*Recorded information:*
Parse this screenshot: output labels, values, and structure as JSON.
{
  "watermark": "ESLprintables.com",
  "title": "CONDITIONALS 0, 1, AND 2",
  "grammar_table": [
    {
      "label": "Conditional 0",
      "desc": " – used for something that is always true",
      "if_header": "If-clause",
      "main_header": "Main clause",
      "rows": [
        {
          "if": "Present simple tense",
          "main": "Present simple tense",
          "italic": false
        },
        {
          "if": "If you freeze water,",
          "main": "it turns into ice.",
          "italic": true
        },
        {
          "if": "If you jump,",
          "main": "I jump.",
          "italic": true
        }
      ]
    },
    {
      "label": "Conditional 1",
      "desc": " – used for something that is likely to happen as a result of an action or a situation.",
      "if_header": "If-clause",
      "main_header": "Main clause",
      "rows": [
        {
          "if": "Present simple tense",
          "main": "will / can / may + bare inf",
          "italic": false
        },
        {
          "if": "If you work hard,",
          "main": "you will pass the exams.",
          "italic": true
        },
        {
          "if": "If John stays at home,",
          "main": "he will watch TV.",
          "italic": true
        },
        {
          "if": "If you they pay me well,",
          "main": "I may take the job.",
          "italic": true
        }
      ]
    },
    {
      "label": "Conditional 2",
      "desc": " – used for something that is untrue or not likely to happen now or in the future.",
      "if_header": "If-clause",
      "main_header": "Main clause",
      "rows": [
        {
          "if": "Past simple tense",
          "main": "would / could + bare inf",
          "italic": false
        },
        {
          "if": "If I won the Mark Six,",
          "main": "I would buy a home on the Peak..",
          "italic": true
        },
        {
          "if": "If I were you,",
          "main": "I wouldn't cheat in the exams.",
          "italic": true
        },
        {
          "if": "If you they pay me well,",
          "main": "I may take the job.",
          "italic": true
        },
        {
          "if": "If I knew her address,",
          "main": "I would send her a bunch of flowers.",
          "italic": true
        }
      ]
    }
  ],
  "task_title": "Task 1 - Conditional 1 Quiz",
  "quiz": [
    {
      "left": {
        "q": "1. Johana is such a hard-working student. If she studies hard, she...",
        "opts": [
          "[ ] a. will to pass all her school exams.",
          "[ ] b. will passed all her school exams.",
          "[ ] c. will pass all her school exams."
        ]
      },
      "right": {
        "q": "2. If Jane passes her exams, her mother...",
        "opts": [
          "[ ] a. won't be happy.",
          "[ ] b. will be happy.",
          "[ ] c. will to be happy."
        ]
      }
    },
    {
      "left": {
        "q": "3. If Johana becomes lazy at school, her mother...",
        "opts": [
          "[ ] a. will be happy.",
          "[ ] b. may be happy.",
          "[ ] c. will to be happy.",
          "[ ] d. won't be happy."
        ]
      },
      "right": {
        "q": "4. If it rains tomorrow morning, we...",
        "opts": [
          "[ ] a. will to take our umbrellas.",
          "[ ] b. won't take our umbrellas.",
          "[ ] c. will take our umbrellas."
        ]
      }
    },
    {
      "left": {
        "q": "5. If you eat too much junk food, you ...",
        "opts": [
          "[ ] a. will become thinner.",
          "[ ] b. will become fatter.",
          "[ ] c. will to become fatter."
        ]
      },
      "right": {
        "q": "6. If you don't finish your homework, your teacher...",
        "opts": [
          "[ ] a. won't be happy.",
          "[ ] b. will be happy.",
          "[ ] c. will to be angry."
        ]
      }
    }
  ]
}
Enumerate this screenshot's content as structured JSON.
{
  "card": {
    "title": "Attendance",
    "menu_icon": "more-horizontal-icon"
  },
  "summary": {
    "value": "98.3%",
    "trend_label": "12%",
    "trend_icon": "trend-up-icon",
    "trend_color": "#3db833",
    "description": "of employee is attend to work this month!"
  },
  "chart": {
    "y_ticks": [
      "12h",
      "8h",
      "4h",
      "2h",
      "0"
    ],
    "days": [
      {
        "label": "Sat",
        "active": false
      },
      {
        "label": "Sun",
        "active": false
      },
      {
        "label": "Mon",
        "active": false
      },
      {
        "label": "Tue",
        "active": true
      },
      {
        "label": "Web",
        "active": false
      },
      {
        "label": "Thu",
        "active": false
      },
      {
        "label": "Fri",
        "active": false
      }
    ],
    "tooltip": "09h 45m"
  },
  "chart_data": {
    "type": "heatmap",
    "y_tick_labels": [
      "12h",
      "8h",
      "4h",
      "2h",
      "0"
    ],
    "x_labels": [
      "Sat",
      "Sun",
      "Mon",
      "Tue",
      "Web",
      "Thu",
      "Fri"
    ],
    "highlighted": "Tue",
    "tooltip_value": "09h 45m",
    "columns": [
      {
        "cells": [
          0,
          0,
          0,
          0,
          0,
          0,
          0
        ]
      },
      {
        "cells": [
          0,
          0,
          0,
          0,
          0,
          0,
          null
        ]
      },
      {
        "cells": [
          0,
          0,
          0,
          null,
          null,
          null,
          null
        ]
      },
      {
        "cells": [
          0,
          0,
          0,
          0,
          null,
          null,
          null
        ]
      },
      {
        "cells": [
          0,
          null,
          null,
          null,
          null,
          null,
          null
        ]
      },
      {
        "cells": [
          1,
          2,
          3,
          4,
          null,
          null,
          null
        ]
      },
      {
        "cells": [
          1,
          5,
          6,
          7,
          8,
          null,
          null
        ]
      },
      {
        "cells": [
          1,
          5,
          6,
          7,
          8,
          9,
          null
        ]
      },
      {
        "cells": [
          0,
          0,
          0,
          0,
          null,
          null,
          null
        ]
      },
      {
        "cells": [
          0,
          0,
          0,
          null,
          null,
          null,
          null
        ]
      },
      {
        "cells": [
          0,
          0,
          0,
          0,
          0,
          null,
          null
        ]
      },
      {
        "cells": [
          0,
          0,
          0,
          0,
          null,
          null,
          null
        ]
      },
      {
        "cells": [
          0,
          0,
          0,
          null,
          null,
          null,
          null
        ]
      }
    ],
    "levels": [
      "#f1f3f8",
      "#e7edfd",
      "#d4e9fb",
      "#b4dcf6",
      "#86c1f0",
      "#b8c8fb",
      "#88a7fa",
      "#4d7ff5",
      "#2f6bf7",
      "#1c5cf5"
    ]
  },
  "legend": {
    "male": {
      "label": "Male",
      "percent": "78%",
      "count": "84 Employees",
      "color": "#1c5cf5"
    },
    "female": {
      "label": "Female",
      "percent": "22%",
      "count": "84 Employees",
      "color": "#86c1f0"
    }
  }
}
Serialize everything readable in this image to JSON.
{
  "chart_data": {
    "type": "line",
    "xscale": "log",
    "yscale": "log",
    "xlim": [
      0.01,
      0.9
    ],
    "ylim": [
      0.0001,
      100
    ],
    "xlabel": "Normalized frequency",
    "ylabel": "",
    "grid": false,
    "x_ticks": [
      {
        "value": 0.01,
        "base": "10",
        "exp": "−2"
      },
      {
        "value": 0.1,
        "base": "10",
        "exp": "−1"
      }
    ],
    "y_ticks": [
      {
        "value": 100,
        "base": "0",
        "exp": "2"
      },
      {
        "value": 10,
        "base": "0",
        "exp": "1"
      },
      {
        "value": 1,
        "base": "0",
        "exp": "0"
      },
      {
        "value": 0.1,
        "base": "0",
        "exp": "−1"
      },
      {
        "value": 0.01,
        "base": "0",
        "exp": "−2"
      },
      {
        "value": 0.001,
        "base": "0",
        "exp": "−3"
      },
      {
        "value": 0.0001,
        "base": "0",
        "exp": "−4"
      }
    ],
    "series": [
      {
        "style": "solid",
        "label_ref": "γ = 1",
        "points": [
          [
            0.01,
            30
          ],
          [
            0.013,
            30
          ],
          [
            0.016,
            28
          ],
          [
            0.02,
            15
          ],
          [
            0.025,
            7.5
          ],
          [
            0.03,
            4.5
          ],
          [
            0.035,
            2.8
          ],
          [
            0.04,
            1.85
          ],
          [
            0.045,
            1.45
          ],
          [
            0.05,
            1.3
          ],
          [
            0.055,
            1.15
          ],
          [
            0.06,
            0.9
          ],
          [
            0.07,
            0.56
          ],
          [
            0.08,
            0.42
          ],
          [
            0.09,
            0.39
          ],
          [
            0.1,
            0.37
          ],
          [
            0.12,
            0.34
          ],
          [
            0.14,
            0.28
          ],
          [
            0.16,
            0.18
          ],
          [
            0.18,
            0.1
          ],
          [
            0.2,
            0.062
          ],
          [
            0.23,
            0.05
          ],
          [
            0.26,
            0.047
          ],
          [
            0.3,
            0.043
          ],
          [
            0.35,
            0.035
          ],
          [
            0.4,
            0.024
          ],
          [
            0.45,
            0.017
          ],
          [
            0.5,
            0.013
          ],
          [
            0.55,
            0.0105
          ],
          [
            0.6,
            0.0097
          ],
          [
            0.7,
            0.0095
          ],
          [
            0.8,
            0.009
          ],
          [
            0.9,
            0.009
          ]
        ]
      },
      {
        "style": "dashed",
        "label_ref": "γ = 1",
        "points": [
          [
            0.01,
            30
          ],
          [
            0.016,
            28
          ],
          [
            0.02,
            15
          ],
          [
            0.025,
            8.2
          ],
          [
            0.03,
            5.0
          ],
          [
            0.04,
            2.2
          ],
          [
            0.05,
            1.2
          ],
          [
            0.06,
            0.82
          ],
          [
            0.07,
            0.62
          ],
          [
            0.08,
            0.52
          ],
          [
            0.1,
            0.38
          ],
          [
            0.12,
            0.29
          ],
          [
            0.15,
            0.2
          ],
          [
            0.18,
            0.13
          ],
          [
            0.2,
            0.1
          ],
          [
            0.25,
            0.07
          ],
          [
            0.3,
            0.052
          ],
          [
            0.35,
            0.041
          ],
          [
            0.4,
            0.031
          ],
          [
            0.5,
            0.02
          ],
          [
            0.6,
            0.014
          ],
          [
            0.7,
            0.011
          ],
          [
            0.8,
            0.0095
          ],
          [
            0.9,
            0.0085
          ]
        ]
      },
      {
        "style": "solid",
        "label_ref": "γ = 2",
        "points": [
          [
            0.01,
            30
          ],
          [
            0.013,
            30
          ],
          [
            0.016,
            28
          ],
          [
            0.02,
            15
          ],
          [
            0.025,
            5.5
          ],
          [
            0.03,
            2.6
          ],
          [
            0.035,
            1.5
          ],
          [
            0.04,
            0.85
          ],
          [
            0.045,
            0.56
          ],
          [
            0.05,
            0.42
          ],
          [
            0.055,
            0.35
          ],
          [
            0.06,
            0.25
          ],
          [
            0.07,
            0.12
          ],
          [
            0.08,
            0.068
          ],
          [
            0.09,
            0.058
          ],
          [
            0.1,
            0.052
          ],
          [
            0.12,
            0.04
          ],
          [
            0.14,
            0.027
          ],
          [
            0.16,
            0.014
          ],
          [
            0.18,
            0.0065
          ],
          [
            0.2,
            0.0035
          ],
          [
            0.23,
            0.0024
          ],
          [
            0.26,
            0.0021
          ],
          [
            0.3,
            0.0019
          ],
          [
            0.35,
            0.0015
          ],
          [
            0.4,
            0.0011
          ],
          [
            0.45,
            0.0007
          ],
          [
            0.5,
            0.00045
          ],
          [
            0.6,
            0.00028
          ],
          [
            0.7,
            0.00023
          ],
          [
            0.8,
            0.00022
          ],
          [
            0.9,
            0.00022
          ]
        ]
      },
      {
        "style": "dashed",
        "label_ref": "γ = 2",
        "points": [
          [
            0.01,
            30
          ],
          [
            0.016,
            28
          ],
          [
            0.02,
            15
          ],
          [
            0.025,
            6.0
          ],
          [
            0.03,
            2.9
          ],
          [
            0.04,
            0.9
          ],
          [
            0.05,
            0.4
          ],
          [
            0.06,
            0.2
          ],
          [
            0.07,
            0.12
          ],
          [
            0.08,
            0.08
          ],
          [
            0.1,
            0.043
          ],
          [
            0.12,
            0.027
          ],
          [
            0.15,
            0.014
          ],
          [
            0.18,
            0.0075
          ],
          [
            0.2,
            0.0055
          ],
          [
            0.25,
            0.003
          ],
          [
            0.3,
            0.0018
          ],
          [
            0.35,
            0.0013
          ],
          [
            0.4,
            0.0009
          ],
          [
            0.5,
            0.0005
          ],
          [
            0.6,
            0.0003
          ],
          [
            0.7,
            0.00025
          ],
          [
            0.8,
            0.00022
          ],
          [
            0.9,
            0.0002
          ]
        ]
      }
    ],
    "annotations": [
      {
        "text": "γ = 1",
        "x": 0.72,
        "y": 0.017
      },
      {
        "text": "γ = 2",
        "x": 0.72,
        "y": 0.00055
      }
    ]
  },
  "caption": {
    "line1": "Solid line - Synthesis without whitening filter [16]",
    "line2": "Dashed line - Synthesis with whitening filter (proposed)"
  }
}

*Problem details:*
Collect the lines that hold "happen".

*Output for this exercise:*
      "desc": " – used for something that is likely to happen as a result of an action or a situation.",
      "desc": " – used for something that is untrue or not likely to happen now or in the future.",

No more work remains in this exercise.